#### Items
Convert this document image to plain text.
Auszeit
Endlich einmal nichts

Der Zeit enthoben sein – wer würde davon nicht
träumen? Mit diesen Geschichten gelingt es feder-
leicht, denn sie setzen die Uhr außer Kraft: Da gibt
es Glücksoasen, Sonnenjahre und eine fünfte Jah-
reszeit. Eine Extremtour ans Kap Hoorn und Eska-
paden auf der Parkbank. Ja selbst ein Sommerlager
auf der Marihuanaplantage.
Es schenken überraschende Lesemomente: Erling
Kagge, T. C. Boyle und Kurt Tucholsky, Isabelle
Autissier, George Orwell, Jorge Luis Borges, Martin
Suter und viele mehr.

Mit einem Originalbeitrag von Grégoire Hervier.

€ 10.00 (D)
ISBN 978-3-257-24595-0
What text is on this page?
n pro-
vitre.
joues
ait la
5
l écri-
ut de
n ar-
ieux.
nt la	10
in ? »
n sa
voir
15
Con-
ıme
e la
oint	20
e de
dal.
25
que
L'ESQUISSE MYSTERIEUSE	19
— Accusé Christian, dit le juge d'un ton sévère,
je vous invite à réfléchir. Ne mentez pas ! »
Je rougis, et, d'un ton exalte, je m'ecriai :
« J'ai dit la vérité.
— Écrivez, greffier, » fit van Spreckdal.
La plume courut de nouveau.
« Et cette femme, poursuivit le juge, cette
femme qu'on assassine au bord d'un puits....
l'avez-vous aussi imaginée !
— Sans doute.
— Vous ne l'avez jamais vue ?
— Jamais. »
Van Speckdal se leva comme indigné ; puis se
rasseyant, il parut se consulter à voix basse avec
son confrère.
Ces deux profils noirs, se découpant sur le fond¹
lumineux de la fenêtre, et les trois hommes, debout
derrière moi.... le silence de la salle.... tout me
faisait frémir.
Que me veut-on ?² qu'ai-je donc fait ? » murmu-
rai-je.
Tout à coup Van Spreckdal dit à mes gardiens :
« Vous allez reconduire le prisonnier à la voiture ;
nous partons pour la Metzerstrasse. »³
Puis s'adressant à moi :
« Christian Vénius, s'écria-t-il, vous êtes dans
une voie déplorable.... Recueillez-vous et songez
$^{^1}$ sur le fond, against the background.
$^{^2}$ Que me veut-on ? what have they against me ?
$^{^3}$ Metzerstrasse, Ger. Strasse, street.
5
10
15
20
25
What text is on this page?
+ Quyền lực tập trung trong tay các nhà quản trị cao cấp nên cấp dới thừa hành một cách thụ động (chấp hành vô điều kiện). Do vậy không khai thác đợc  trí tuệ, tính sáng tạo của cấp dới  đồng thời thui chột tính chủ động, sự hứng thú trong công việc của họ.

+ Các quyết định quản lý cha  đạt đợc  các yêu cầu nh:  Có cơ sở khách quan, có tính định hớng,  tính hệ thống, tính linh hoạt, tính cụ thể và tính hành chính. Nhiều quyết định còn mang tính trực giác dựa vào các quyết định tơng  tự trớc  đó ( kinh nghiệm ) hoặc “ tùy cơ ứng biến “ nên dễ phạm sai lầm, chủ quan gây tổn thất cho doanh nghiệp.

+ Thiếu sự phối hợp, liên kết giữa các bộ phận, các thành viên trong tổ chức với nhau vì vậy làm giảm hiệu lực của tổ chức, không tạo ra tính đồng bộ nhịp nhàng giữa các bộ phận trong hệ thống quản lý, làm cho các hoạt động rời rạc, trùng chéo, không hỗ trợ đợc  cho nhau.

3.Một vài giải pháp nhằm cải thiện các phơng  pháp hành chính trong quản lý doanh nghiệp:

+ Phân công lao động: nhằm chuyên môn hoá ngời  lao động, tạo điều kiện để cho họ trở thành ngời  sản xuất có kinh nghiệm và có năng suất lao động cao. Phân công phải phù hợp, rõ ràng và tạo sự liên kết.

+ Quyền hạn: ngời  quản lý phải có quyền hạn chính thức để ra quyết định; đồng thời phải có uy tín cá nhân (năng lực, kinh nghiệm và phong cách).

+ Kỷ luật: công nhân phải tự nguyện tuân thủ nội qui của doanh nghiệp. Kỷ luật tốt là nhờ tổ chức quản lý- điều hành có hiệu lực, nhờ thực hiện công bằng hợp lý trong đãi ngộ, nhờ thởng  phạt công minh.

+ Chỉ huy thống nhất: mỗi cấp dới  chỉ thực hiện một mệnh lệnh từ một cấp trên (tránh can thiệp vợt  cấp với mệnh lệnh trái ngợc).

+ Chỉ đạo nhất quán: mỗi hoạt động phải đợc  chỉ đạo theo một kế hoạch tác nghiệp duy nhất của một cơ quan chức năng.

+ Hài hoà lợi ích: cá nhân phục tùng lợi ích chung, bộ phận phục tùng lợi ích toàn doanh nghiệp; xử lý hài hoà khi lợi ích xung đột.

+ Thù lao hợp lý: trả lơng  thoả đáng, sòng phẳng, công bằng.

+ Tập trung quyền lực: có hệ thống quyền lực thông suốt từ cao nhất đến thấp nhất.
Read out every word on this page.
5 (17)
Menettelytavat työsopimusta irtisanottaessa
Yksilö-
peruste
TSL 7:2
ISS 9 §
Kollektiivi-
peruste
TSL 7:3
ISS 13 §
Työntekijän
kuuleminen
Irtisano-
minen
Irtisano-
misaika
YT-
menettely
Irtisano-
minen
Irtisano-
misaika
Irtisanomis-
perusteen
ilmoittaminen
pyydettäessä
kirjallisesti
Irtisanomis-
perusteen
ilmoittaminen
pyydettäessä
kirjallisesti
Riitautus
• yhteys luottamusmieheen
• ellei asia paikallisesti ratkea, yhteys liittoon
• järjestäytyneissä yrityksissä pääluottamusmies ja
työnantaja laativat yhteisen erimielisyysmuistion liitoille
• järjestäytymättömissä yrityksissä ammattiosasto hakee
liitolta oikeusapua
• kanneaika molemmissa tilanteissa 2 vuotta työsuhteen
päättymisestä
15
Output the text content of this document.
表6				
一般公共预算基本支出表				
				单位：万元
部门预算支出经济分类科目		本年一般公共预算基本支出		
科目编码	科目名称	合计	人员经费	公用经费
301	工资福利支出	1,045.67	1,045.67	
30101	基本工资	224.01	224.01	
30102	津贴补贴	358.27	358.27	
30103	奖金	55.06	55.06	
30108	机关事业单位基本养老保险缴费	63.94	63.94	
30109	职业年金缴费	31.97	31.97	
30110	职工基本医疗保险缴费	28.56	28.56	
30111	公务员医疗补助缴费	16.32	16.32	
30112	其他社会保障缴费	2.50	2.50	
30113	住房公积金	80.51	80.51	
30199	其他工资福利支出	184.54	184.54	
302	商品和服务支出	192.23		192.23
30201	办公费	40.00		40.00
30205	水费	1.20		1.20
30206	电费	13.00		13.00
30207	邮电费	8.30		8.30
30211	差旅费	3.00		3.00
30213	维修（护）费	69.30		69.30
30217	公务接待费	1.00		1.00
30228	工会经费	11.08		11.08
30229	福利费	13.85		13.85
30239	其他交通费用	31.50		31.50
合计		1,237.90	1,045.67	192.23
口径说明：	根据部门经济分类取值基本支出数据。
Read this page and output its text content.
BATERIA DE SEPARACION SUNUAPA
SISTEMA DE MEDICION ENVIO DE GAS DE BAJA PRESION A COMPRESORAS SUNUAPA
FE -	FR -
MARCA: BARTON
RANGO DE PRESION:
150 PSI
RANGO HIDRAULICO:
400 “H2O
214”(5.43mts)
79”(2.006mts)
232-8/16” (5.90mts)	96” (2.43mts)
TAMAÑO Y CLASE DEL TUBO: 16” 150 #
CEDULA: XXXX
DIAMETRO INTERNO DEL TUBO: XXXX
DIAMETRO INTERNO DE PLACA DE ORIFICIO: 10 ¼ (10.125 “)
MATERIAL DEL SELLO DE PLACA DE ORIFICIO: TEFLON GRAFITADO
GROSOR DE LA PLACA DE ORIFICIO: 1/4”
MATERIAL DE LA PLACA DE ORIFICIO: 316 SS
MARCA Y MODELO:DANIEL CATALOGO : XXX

#### Goal
Copy each line of the preceding data that contains the string "juge".

#### Exercise response
— Accusé Christian, dit le juge d'un ton sévère,
« Et cette femme, poursuivit le juge, cette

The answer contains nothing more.